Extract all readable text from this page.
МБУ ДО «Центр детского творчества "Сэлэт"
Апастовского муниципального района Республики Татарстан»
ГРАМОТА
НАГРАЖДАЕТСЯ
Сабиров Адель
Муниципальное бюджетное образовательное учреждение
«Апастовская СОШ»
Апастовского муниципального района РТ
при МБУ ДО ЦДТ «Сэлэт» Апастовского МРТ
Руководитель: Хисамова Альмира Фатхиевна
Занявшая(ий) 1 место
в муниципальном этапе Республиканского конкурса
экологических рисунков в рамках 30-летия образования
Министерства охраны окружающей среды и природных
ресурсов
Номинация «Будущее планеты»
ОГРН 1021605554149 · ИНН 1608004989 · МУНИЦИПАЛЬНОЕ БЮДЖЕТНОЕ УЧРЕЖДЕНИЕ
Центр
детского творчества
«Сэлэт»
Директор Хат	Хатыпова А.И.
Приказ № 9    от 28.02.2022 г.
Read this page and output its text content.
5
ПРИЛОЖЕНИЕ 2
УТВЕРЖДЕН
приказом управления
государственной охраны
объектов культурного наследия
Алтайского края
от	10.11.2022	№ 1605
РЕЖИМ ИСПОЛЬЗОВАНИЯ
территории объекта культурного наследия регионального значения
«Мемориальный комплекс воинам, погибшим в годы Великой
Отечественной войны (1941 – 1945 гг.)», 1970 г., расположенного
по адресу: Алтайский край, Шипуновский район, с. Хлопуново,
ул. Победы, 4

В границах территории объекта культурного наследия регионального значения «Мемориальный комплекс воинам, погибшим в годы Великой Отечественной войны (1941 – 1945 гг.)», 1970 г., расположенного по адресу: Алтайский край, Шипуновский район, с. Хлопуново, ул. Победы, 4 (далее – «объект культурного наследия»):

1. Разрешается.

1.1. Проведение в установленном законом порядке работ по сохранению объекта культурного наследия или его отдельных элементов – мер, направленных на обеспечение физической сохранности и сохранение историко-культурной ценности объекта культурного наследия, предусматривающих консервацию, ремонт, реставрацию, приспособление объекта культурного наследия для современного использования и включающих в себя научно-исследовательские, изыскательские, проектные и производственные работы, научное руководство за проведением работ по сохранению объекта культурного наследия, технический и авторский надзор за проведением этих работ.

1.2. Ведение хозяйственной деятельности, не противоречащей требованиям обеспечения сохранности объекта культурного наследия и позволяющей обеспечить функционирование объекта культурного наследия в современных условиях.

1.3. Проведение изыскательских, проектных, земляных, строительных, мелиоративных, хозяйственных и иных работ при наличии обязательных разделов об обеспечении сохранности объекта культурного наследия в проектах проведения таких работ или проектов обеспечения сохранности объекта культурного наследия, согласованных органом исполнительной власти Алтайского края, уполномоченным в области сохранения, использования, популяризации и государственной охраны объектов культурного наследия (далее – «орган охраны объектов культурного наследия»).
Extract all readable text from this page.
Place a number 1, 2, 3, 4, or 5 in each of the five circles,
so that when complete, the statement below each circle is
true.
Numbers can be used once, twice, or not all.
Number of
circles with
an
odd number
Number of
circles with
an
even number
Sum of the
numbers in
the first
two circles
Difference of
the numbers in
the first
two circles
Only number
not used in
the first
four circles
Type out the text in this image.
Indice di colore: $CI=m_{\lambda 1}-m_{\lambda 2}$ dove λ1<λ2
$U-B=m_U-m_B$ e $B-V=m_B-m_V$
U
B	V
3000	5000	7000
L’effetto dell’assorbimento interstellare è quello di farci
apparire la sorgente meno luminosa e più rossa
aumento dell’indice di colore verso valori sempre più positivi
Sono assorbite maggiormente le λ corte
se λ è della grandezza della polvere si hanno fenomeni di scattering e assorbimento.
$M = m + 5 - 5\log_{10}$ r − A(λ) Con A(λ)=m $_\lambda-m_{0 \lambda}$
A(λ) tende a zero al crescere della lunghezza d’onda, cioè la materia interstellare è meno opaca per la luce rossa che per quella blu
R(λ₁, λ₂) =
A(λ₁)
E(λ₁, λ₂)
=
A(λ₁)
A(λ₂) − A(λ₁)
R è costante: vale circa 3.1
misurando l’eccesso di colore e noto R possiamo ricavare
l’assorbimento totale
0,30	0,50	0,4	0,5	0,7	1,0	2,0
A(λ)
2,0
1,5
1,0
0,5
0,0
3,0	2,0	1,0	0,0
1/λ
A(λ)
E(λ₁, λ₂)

════════════════

WHAT TO DO >>
In the entries above, identify every line with the word "Победы". Copy those lines.

SOLUTION TO THIS EXERCISE >>
ул. Победы, 4
В границах территории объекта культурного наследия регионального значения «Мемориальный комплекс воинам, погибшим в годы Великой Отечественной войны (1941 – 1945 гг.)», 1970 г., расположенного по адресу: Алтайский край, Шипуновский район, с. Хлопуново, ул. Победы, 4 (далее – «объект культурного наследия»):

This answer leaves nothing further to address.